Exercise: Each entry should be quoted word for word, including every mark of punctuation.

Records supplied:
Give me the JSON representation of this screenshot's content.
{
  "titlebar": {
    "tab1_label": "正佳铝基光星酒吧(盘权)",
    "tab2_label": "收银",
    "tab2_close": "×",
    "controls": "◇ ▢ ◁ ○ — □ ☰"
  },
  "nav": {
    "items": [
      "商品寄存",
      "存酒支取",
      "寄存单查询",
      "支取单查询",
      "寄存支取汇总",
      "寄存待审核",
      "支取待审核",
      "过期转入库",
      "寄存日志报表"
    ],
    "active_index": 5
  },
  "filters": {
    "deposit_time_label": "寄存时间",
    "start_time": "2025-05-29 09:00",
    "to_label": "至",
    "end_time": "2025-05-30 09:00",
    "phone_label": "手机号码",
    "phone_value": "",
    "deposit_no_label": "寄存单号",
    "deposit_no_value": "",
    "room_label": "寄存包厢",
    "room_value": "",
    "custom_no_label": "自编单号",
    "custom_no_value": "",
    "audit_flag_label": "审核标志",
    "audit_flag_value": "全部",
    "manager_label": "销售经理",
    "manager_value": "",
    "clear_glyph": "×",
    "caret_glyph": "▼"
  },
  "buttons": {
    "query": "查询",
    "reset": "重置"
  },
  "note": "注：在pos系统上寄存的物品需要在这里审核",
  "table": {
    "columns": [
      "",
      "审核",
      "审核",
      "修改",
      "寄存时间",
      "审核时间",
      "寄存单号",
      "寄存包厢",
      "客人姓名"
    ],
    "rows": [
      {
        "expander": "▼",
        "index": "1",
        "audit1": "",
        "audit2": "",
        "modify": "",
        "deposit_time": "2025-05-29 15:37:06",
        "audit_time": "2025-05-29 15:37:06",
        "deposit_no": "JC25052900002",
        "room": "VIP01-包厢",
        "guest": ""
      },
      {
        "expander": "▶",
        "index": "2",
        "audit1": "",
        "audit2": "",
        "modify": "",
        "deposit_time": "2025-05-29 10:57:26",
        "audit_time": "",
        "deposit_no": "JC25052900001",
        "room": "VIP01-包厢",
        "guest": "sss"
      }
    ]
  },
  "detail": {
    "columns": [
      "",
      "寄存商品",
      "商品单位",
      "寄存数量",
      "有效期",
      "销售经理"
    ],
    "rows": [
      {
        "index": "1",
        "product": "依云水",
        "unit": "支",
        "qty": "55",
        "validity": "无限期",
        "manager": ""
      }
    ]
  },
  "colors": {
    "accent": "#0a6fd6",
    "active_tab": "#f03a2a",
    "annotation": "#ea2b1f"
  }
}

Exercise output:
Give me the JSON representation of this screenshot's content.
{
  "titlebar": {
    "tab1_label": "正佳铝基光星酒吧(盘权)",
    "tab2_label": "收银",
    "tab2_close": "×",
    "controls": "◇ ▢ ◁ ○ — □ ☰"
  },
  "nav": {
    "items": [
      "商品寄存",
      "存酒支取",
      "寄存单查询",
      "支取单查询",
      "寄存支取汇总",
      "寄存待审核",
      "支取待审核",
      "过期转入库",
      "寄存日志报表"
    ],
    "active_index": 5
  },
  "filters": {
    "deposit_time_label": "寄存时间",
    "start_time": "2025-05-29 09:00",
    "to_label": "至",
    "end_time": "2025-05-30 09:00",
    "phone_label": "手机号码",
    "phone_value": "",
    "deposit_no_label": "寄存单号",
    "deposit_no_value": "",
    "room_label": "寄存包厢",
    "room_value": "",
    "custom_no_label": "自编单号",
    "custom_no_value": "",
    "audit_flag_label": "审核标志",
    "audit_flag_value": "全部",
    "manager_label": "销售经理",
    "manager_value": "",
    "clear_glyph": "×",
    "caret_glyph": "▼"
  },
  "buttons": {
    "query": "查询",
    "reset": "重置"
  },
  "note": "注：在pos系统上寄存的物品需要在这里审核",
  "table": {
    "columns": [
      "",
      "审核",
      "审核",
      "修改",
      "寄存时间",
      "审核时间",
      "寄存单号",
      "寄存包厢",
      "客人姓名"
    ],
    "rows": [
      {
        "expander": "▼",
        "index": "1",
        "audit1": "",
        "audit2": "",
        "modify": "",
        "deposit_time": "2025-05-29 15:37:06",
        "audit_time": "2025-05-29 15:37:06",
        "deposit_no": "JC25052900002",
        "room": "VIP01-包厢",
        "guest": ""
      },
      {
        "expander": "▶",
        "index": "2",
        "audit1": "",
        "audit2": "",
        "modify": "",
        "deposit_time": "2025-05-29 10:57:26",
        "audit_time": "",
        "deposit_no": "JC25052900001",
        "room": "VIP01-包厢",
        "guest": "sss"
      }
    ]
  },
  "detail": {
    "columns": [
      "",
      "寄存商品",
      "商品单位",
      "寄存数量",
      "有效期",
      "销售经理"
    ],
    "rows": [
      {
        "index": "1",
        "product": "依云水",
        "unit": "支",
        "qty": "55",
        "validity": "无限期",
        "manager": ""
      }
    ]
  },
  "colors": {
    "accent": "#0a6fd6",
    "active_tab": "#f03a2a",
    "annotation": "#ea2b1f"
  }
}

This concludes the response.